__Work required__: From the listing below, return each line that includes "Sada".

Figure record extracts
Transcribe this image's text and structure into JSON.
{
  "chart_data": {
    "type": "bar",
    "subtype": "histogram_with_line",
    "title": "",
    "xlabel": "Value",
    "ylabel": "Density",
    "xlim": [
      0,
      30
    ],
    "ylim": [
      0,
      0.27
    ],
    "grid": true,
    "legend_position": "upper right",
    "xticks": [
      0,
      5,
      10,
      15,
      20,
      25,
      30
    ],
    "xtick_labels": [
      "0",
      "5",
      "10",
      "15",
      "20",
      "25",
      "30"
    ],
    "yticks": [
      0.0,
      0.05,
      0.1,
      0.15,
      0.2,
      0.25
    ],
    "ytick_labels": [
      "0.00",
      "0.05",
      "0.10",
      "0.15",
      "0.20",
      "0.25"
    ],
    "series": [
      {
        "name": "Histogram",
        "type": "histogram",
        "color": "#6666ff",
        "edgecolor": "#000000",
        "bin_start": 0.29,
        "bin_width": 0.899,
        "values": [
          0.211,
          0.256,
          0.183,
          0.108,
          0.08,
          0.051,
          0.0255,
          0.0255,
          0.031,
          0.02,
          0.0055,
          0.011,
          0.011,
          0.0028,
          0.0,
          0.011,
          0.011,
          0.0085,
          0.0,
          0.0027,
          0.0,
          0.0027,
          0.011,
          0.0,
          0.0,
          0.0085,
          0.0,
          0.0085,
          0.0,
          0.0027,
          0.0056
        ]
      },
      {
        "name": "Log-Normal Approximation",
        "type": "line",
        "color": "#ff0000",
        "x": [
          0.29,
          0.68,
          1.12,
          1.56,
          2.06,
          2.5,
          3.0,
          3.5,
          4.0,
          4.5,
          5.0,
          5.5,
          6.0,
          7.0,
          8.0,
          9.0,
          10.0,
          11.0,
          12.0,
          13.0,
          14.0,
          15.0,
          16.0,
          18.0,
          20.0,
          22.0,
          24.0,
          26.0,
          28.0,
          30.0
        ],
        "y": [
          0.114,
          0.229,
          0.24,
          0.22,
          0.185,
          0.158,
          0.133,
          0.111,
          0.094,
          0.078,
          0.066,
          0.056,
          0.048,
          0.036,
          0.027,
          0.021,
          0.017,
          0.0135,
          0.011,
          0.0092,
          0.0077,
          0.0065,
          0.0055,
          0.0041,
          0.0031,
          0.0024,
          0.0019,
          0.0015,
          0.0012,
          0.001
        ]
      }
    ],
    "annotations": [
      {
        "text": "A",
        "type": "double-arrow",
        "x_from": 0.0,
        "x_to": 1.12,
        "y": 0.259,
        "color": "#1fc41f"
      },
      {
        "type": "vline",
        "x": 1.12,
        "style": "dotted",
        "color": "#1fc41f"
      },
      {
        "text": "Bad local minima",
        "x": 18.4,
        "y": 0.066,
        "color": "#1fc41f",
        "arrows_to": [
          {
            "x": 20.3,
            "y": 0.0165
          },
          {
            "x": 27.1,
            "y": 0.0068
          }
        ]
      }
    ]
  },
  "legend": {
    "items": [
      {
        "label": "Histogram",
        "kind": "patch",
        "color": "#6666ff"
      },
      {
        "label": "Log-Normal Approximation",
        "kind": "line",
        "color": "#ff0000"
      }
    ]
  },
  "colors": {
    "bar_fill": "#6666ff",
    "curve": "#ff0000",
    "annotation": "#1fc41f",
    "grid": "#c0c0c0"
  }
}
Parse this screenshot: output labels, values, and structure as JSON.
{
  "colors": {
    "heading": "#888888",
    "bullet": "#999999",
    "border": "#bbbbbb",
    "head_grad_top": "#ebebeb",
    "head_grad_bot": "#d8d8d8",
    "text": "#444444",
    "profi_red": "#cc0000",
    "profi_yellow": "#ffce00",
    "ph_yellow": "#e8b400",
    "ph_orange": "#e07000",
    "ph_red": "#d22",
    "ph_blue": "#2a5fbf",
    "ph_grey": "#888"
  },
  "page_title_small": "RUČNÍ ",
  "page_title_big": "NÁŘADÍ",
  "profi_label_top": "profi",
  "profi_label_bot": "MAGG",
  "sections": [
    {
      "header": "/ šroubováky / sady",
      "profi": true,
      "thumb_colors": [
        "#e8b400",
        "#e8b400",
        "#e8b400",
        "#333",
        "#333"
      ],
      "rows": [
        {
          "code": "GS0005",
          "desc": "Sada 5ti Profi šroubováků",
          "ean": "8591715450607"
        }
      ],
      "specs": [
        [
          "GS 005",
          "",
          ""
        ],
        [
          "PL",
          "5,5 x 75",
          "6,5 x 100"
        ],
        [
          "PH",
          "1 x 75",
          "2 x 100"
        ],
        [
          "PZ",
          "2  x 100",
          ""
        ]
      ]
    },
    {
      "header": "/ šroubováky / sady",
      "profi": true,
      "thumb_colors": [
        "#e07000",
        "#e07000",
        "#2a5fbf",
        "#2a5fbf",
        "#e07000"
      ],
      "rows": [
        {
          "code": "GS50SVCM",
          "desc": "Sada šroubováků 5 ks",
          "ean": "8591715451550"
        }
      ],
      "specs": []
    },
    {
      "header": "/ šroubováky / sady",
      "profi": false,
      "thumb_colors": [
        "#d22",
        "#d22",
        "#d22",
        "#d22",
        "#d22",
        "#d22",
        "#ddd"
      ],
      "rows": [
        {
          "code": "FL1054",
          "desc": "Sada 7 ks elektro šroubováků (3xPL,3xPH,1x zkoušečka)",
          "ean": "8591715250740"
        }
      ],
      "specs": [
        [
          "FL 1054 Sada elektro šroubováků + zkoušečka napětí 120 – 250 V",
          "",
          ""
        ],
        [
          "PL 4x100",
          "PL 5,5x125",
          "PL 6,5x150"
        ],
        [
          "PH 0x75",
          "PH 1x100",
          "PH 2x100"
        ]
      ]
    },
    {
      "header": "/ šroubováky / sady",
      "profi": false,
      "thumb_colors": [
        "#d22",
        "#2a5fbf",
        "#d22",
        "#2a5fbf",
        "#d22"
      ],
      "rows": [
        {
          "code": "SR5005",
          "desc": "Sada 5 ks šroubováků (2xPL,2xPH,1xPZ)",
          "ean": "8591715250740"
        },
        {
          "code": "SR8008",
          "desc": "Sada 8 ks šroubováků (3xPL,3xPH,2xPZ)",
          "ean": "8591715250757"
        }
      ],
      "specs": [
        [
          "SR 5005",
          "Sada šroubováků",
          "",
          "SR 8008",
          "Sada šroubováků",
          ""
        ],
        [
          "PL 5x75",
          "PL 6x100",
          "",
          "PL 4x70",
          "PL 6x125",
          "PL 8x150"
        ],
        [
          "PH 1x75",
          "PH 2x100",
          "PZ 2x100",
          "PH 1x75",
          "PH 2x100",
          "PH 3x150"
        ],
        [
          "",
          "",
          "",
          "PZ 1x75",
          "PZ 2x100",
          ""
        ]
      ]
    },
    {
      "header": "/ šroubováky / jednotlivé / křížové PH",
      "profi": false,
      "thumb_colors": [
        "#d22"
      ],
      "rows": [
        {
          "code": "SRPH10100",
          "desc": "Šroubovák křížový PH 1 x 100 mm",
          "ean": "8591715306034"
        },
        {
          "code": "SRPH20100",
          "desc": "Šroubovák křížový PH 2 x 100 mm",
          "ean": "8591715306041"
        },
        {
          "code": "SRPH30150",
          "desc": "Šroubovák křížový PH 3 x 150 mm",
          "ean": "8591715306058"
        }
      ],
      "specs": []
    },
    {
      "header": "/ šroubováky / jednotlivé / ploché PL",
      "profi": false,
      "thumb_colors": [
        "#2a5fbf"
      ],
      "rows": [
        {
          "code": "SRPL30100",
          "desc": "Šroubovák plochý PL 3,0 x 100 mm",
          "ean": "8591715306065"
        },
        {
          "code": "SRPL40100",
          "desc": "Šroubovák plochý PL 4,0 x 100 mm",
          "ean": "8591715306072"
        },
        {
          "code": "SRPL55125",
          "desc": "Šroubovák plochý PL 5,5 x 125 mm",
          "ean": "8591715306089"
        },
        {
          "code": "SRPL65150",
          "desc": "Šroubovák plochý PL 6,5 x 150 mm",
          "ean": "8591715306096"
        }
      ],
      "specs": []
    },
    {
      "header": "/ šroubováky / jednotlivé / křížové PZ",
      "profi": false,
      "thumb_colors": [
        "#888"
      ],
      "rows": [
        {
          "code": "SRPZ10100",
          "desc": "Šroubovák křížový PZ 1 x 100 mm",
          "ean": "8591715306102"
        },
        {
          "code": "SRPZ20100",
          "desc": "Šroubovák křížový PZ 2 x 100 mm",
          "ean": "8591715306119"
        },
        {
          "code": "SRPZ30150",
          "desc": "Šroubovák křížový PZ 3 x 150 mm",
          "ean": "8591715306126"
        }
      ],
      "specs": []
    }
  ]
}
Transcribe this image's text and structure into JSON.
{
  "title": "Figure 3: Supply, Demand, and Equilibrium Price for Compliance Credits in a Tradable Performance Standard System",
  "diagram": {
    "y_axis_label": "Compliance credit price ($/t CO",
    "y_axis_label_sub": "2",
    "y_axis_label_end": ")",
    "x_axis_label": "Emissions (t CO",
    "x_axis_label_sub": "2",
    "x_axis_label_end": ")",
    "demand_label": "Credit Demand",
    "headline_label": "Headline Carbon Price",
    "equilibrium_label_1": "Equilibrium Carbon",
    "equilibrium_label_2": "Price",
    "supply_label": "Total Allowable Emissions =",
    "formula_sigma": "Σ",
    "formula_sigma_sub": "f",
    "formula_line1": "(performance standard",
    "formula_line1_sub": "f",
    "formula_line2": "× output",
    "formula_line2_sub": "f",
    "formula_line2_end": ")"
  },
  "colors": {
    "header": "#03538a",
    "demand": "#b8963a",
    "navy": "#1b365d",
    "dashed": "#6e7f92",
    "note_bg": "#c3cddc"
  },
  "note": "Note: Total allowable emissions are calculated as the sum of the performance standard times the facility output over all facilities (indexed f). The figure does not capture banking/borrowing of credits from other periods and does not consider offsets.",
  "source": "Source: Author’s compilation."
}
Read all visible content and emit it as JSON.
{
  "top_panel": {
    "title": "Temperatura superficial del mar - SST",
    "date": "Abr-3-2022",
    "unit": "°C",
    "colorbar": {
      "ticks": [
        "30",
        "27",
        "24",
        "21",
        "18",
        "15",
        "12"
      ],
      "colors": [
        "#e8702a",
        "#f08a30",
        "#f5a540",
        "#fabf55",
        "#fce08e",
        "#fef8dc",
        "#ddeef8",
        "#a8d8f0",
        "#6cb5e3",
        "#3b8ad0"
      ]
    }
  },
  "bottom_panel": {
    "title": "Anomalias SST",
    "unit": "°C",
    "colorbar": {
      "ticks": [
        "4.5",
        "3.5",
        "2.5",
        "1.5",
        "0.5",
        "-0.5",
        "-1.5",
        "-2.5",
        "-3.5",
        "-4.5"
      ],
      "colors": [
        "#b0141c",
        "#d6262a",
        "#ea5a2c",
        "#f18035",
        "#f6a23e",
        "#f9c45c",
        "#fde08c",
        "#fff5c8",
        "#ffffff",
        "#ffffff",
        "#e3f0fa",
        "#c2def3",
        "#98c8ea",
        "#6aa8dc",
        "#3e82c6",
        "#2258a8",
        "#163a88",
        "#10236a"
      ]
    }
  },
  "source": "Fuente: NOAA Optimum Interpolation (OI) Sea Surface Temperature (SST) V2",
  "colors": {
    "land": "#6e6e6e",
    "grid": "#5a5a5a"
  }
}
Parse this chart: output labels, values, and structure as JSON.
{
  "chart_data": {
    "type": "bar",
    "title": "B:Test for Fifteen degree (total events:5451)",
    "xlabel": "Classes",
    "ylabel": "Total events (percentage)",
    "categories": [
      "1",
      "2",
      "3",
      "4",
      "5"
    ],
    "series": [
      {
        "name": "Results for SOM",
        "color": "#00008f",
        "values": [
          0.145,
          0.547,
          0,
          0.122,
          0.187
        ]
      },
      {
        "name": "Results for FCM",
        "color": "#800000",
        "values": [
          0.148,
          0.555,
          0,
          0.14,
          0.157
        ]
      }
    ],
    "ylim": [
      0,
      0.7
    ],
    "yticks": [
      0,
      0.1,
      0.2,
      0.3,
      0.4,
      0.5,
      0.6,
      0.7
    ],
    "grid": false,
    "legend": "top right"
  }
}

__Solution below__:
          "desc": "Sada 5ti Profi šroubováků",
          "desc": "Sada šroubováků 5 ks",
          "desc": "Sada 7 ks elektro šroubováků (3xPL,3xPH,1x zkoušečka)",
          "FL 1054 Sada elektro šroubováků + zkoušečka napětí 120 – 250 V",
          "desc": "Sada 5 ks šroubováků (2xPL,2xPH,1xPZ)",
          "desc": "Sada 8 ks šroubováků (3xPL,3xPH,2xPZ)",
          "Sada šroubováků",
          "Sada šroubováků",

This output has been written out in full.